* [AIM]
Below are entries. Pull out all lines containing "Reserved".

* [AVAILABLE DATA]
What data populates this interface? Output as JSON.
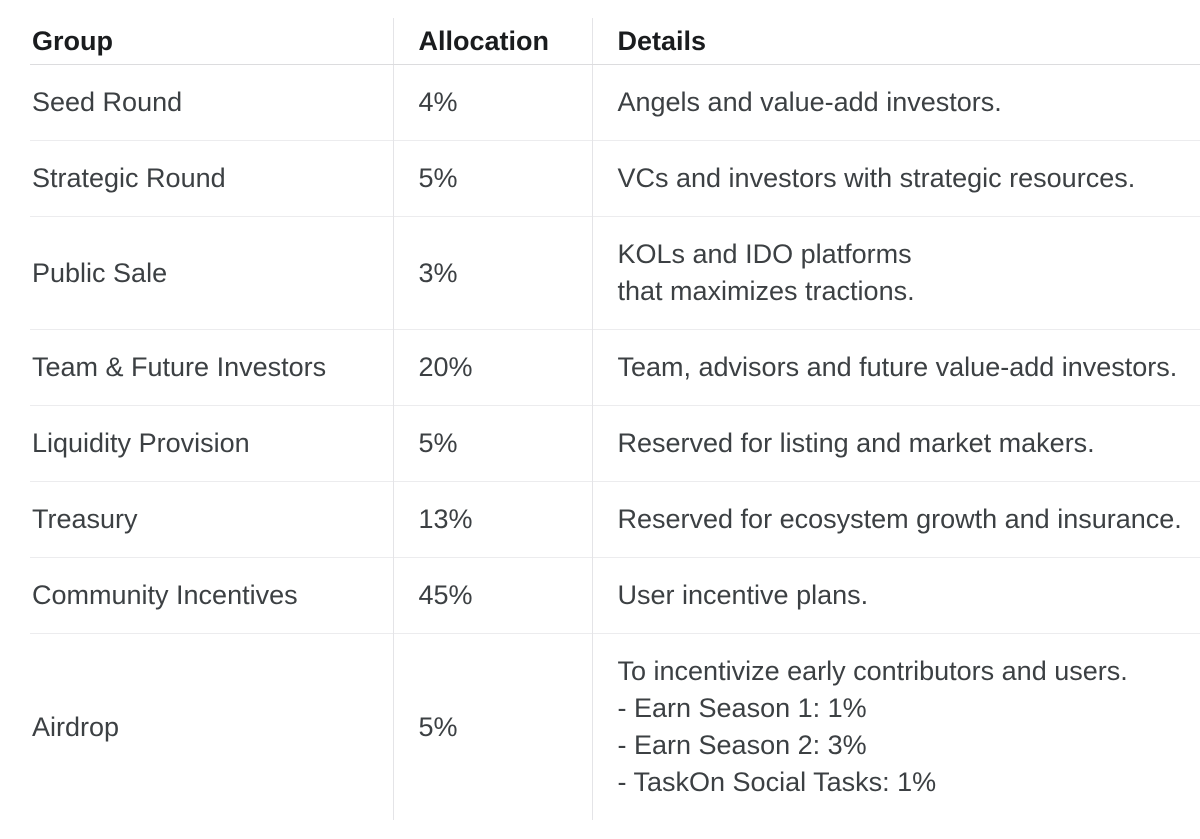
{
  "table": {
    "columns": [
      {
        "label": "Group"
      },
      {
        "label": "Allocation"
      },
      {
        "label": "Details"
      }
    ],
    "rows": [
      {
        "group": "Seed Round",
        "allocation": "4%",
        "details": [
          "Angels and value-add investors."
        ]
      },
      {
        "group": "Strategic Round",
        "allocation": "5%",
        "details": [
          "VCs and investors with strategic resources."
        ]
      },
      {
        "group": "Public Sale",
        "allocation": "3%",
        "details": [
          "KOLs and IDO platforms",
          "that maximizes tractions."
        ]
      },
      {
        "group": "Team & Future Investors",
        "allocation": "20%",
        "details": [
          "Team, advisors and future value-add investors."
        ]
      },
      {
        "group": "Liquidity Provision",
        "allocation": "5%",
        "details": [
          "Reserved for listing and market makers."
        ]
      },
      {
        "group": "Treasury",
        "allocation": "13%",
        "details": [
          "Reserved for ecosystem growth and insurance."
        ]
      },
      {
        "group": "Community Incentives",
        "allocation": "45%",
        "details": [
          "User incentive plans."
        ]
      },
      {
        "group": "Airdrop",
        "allocation": "5%",
        "details": [
          "To incentivize early contributors and users.",
          "- Earn Season 1: 1%",
          "- Earn Season 2: 3%",
          "- TaskOn Social Tasks: 1%"
        ]
      }
    ]
  },
  "colors": {
    "background": "#ffffff",
    "header_text": "#1a1c1e",
    "body_text": "#3c4043",
    "header_border": "#dcdcde",
    "row_border": "#ececee",
    "column_divider": "#e4e4e7"
  }
}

* [ANSWER]
          "Reserved for listing and market makers."
          "Reserved for ecosystem growth and insurance."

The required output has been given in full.